*EXERCISE*. Go through the entries below and collect each line with the string "ride" in it.

(Dataset items)
________________________

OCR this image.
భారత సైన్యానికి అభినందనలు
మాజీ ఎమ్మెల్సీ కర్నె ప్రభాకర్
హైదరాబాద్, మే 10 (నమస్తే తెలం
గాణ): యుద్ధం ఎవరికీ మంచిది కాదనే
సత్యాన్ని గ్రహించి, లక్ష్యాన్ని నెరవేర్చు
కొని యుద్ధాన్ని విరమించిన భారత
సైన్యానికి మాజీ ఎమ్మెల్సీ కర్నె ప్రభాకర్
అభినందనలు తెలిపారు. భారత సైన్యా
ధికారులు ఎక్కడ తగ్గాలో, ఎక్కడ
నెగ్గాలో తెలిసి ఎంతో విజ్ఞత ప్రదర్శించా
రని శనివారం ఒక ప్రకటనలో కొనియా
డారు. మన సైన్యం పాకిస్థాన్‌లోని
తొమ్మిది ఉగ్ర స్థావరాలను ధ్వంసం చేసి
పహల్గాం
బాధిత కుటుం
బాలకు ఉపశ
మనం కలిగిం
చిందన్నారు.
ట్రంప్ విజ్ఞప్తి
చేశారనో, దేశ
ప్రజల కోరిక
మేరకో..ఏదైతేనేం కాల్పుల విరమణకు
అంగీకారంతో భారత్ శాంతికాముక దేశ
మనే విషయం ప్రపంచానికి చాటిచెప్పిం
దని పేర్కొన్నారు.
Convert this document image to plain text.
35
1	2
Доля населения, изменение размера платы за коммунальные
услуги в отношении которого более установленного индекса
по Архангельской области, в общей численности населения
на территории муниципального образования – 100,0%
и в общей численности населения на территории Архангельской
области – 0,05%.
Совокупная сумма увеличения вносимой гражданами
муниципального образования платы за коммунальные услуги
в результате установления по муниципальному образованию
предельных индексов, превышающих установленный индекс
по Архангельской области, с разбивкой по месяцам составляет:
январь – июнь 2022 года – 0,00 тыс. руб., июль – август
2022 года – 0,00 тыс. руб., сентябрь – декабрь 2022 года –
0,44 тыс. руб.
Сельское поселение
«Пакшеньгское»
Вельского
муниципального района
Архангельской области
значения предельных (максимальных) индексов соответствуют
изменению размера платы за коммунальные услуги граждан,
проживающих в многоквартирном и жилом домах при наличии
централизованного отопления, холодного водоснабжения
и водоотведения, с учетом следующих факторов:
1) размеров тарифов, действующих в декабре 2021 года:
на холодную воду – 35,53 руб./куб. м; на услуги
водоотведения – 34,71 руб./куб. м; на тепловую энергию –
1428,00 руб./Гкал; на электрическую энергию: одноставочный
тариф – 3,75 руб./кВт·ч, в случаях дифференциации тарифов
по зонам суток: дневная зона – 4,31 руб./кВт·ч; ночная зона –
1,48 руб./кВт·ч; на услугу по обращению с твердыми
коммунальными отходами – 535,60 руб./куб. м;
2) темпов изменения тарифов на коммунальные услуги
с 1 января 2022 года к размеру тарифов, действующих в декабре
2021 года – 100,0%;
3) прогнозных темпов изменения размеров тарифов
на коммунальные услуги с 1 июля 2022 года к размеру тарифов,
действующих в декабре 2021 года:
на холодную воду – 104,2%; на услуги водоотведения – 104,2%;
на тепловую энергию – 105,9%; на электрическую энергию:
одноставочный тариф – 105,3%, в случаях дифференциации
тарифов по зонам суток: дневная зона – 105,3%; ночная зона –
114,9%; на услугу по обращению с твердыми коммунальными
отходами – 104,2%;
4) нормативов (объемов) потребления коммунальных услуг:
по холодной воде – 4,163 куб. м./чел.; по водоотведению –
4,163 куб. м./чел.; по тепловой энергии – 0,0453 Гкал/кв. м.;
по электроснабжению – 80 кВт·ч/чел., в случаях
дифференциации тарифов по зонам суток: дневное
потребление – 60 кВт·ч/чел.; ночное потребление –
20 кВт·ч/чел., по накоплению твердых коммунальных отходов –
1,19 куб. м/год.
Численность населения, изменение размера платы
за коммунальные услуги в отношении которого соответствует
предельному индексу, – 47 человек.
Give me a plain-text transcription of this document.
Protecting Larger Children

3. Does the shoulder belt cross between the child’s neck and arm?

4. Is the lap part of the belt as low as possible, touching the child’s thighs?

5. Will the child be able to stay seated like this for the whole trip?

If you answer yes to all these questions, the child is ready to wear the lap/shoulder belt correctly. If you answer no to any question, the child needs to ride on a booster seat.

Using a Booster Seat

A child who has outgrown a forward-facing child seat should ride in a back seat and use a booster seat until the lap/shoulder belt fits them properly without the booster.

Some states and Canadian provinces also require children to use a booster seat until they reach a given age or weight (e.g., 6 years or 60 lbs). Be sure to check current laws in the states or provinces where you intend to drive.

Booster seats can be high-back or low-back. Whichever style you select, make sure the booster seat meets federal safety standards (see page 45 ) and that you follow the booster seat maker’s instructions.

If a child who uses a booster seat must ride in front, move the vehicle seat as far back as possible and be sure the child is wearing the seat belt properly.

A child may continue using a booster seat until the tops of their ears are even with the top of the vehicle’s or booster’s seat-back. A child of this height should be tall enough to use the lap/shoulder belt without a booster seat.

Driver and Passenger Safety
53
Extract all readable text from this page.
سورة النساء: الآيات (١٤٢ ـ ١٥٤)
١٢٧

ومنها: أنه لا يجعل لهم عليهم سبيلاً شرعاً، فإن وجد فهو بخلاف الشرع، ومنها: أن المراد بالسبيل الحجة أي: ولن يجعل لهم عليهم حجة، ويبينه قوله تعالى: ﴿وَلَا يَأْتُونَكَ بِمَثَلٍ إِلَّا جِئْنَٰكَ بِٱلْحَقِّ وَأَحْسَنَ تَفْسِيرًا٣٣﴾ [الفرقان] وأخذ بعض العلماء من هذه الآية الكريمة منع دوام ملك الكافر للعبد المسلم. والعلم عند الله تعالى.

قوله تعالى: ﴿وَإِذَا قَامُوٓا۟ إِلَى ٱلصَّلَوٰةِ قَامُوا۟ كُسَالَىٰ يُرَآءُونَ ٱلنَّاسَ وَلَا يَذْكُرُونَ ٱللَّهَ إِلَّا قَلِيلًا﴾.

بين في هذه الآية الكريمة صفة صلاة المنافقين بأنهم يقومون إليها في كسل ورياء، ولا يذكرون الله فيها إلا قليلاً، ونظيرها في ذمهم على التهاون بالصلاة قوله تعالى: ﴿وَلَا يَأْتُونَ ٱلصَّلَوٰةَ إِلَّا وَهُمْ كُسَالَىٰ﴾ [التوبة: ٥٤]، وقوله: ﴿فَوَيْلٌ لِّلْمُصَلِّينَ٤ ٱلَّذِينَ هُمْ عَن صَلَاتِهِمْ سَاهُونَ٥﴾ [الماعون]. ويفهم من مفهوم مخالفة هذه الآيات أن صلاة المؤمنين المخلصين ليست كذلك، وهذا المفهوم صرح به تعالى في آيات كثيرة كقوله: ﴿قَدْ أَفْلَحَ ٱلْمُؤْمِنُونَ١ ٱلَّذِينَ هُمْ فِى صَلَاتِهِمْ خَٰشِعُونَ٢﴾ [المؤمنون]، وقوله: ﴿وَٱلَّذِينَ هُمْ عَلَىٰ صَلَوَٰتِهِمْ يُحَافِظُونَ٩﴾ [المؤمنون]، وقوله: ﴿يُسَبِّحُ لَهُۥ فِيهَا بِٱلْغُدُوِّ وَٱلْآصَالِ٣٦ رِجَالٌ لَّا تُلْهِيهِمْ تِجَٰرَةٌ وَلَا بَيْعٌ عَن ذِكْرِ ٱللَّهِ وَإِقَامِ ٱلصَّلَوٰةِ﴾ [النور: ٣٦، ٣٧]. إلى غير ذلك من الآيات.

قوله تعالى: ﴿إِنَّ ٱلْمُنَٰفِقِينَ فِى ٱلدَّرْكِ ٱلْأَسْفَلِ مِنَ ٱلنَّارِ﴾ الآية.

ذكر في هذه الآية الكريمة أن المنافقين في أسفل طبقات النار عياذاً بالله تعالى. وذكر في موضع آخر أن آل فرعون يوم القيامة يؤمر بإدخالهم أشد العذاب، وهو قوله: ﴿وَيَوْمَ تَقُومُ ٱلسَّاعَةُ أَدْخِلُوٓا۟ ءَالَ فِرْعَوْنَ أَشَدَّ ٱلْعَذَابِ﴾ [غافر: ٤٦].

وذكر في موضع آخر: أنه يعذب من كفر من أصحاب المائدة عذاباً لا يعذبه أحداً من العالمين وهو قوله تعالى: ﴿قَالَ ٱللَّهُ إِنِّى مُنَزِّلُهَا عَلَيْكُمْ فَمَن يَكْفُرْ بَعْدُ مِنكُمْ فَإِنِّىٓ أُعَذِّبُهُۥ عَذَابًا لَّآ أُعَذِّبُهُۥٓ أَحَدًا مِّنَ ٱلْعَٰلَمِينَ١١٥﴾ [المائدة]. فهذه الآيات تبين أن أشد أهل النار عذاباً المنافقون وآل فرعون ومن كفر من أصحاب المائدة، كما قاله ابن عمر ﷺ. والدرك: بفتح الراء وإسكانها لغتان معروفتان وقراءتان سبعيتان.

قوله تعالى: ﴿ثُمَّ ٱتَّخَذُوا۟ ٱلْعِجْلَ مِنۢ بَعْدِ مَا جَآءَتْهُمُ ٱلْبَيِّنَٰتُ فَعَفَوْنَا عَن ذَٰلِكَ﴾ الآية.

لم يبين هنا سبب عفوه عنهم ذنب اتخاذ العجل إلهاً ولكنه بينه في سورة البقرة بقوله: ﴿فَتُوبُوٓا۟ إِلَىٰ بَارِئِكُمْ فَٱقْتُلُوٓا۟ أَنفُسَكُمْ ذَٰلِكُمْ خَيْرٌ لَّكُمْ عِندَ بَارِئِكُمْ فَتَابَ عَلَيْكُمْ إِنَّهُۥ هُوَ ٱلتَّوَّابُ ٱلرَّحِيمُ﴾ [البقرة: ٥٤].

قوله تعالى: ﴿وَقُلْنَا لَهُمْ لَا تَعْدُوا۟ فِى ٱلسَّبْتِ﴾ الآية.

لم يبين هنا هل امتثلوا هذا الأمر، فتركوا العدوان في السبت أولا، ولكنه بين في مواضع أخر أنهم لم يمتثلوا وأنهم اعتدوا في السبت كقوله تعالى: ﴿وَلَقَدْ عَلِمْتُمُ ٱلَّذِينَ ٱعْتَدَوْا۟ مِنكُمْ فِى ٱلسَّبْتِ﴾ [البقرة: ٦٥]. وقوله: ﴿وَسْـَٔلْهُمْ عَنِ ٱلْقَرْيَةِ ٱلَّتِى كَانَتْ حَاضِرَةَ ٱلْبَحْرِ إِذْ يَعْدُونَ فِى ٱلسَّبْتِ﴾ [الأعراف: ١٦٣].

________________________

*FINAL RESULT*.
If you answer yes to all these questions, the child is ready to wear the lap/shoulder belt correctly. If you answer no to any question, the child needs to ride on a booster seat.
A child who has outgrown a forward-facing child seat should ride in a back seat and use a booster seat until the lap/shoulder belt fits them properly without the booster.
If a child who uses a booster seat must ride in front, move the vehicle seat as far back as possible and be sure the child is wearing the seat belt properly.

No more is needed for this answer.